TO DO:
Copy all of the material exactly. Pictures are not to appear in the copy.

+ + + +

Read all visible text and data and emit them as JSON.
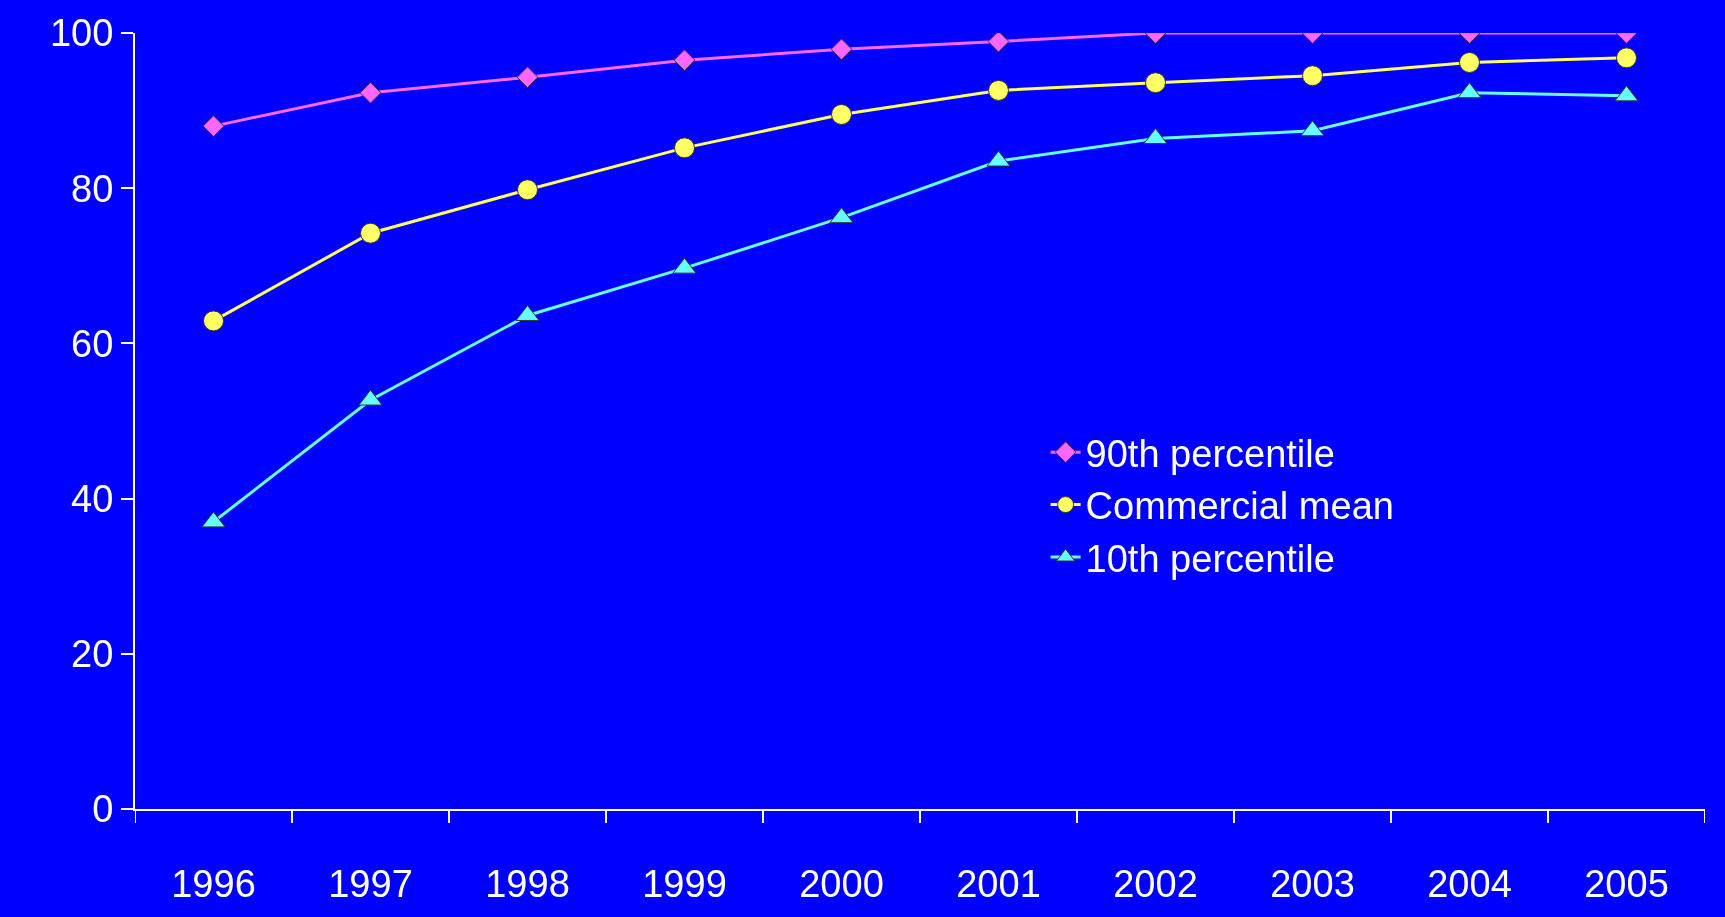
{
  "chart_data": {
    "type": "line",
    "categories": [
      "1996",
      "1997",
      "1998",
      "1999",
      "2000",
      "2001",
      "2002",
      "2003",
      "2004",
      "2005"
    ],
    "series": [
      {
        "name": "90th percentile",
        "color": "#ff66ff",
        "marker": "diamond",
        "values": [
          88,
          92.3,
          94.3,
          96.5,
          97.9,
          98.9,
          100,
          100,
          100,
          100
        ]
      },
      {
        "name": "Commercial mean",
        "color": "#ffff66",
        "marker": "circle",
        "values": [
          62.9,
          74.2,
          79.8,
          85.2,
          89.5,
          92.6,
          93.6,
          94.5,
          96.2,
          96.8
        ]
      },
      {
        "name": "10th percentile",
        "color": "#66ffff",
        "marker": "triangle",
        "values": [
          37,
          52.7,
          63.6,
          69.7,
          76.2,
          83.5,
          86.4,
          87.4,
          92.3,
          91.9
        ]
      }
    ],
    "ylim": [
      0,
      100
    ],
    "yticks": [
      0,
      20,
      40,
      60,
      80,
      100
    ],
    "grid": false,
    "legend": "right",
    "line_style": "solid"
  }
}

+ + + +

EXERCISE SOLUTION:
Read all visible text and data and emit them as JSON.
{
  "chart_data": {
    "type": "line",
    "categories": [
      "1996",
      "1997",
      "1998",
      "1999",
      "2000",
      "2001",
      "2002",
      "2003",
      "2004",
      "2005"
    ],
    "series": [
      {
        "name": "90th percentile",
        "color": "#ff66ff",
        "marker": "diamond",
        "values": [
          88,
          92.3,
          94.3,
          96.5,
          97.9,
          98.9,
          100,
          100,
          100,
          100
        ]
      },
      {
        "name": "Commercial mean",
        "color": "#ffff66",
        "marker": "circle",
        "values": [
          62.9,
          74.2,
          79.8,
          85.2,
          89.5,
          92.6,
          93.6,
          94.5,
          96.2,
          96.8
        ]
      },
      {
        "name": "10th percentile",
        "color": "#66ffff",
        "marker": "triangle",
        "values": [
          37,
          52.7,
          63.6,
          69.7,
          76.2,
          83.5,
          86.4,
          87.4,
          92.3,
          91.9
        ]
      }
    ],
    "ylim": [
      0,
      100
    ],
    "yticks": [
      0,
      20,
      40,
      60,
      80,
      100
    ],
    "grid": false,
    "legend": "right",
    "line_style": "solid"
  }
}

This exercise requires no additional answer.